- TASK TO COMPLETE:
Answer with one number: how many lines have "рідини".

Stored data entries
______
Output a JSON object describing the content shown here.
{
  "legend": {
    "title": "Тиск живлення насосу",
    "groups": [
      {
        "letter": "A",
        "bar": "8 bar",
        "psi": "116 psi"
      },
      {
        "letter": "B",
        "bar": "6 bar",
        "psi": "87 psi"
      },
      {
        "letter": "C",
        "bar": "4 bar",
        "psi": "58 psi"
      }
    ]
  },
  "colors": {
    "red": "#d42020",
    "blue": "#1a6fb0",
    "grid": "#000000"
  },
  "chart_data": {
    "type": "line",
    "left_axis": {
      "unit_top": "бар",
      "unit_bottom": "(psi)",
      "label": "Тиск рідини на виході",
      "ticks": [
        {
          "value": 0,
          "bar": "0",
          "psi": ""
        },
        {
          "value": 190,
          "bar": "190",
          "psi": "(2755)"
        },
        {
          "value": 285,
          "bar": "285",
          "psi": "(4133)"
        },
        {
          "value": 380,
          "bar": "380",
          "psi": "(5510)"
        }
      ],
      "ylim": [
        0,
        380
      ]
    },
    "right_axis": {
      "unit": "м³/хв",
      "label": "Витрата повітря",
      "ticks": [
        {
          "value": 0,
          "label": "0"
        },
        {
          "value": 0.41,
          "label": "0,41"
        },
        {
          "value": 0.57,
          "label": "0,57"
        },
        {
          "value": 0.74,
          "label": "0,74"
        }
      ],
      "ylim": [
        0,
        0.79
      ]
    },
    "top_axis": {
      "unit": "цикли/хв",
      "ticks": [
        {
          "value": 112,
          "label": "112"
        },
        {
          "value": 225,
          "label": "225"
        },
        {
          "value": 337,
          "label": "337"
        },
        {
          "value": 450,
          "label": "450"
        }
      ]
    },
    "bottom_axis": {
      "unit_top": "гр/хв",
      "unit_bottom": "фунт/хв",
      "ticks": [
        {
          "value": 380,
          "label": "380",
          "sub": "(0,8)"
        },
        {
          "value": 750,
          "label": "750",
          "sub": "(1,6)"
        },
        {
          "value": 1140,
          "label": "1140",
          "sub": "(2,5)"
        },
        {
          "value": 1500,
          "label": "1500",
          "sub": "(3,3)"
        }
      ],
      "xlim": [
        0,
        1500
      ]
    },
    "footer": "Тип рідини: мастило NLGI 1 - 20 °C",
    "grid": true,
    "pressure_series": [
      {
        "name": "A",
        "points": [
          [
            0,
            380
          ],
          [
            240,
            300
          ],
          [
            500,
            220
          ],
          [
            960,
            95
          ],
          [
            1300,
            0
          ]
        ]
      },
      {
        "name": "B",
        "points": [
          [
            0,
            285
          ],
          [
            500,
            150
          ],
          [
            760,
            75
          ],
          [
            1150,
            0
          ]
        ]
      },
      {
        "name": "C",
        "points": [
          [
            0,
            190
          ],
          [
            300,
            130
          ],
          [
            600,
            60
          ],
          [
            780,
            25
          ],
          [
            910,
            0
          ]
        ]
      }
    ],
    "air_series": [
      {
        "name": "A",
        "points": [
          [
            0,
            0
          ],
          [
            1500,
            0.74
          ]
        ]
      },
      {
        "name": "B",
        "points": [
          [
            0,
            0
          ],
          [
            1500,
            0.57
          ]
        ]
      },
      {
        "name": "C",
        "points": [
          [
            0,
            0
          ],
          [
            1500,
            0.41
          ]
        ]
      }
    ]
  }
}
______
- WRITTEN SOLUTION:
2